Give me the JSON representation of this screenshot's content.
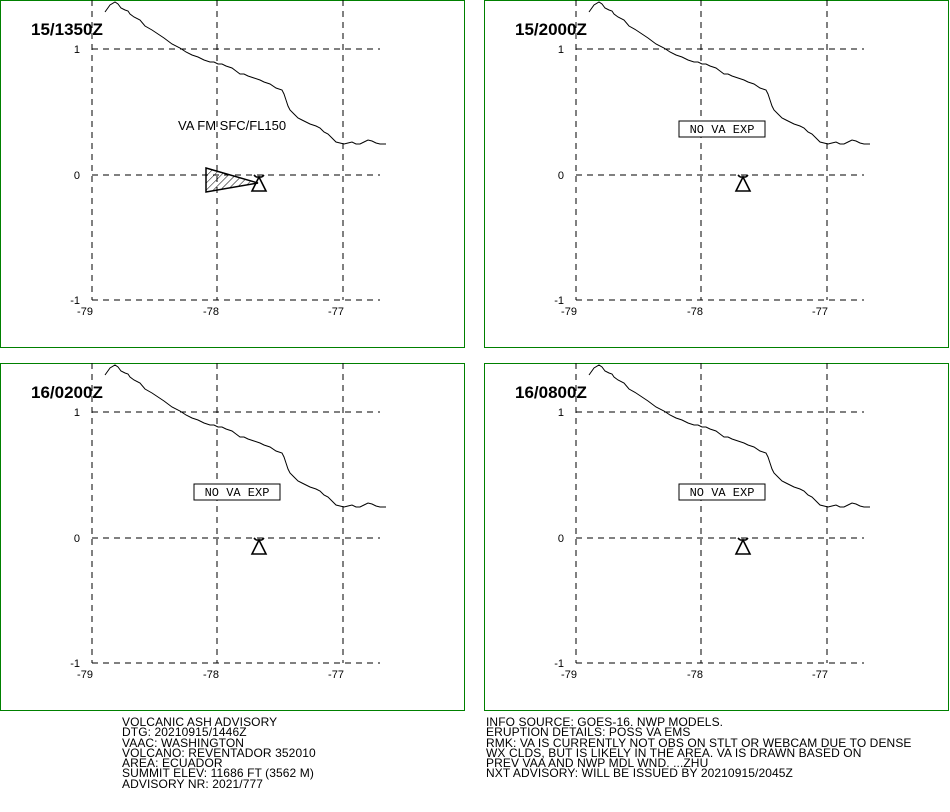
{
  "panels": [
    {
      "time": "15/1350Z",
      "label_type": "ash",
      "va_text": "VA FM SFC/FL150"
    },
    {
      "time": "15/2000Z",
      "label_type": "none",
      "va_text": "NO VA EXP"
    },
    {
      "time": "16/0200Z",
      "label_type": "none",
      "va_text": "NO VA EXP"
    },
    {
      "time": "16/0800Z",
      "label_type": "none",
      "va_text": "NO VA EXP"
    }
  ],
  "axes": {
    "lon_labels": [
      "-79",
      "-78",
      "-77"
    ],
    "lat_labels": [
      "1",
      "0",
      "-1"
    ]
  },
  "colors": {
    "frame": "#008000",
    "lines": "#000000"
  },
  "icons": {
    "volcano": "volcano-icon"
  },
  "advisory_left": [
    "VOLCANIC ASH ADVISORY",
    "DTG: 20210915/1446Z",
    "VAAC: WASHINGTON",
    "VOLCANO: REVENTADOR 352010",
    "AREA: ECUADOR",
    "SUMMIT ELEV: 11686 FT (3562 M)",
    "ADVISORY NR: 2021/777"
  ],
  "advisory_right": [
    "INFO SOURCE: GOES-16. NWP MODELS.",
    "ERUPTION DETAILS: POSS VA EMS",
    "RMK: VA IS CURRENTLY NOT OBS ON STLT OR WEBCAM DUE TO DENSE",
    "WX CLDS, BUT IS LIKELY IN THE AREA. VA IS DRAWN BASED ON",
    "PREV VAA AND NWP MDL WND. ...ZHU",
    "NXT ADVISORY: WILL BE ISSUED BY 20210915/2045Z"
  ]
}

○ ○ ○ ○

■ What the exercise asks ■
Above are records with pictures; repeat the records exactly and leave the pictures out.

■ Reply to the task ■
Give me the JSON representation of this screenshot's content.
{
  "panels": [
    {
      "time": "15/1350Z",
      "label_type": "ash",
      "va_text": "VA FM SFC/FL150"
    },
    {
      "time": "15/2000Z",
      "label_type": "none",
      "va_text": "NO VA EXP"
    },
    {
      "time": "16/0200Z",
      "label_type": "none",
      "va_text": "NO VA EXP"
    },
    {
      "time": "16/0800Z",
      "label_type": "none",
      "va_text": "NO VA EXP"
    }
  ],
  "axes": {
    "lon_labels": [
      "-79",
      "-78",
      "-77"
    ],
    "lat_labels": [
      "1",
      "0",
      "-1"
    ]
  },
  "colors": {
    "frame": "#008000",
    "lines": "#000000"
  },
  "icons": {
    "volcano": "volcano-icon"
  },
  "advisory_left": [
    "VOLCANIC ASH ADVISORY",
    "DTG: 20210915/1446Z",
    "VAAC: WASHINGTON",
    "VOLCANO: REVENTADOR 352010",
    "AREA: ECUADOR",
    "SUMMIT ELEV: 11686 FT (3562 M)",
    "ADVISORY NR: 2021/777"
  ],
  "advisory_right": [
    "INFO SOURCE: GOES-16. NWP MODELS.",
    "ERUPTION DETAILS: POSS VA EMS",
    "RMK: VA IS CURRENTLY NOT OBS ON STLT OR WEBCAM DUE TO DENSE",
    "WX CLDS, BUT IS LIKELY IN THE AREA. VA IS DRAWN BASED ON",
    "PREV VAA AND NWP MDL WND. ...ZHU",
    "NXT ADVISORY: WILL BE ISSUED BY 20210915/2045Z"
  ]
}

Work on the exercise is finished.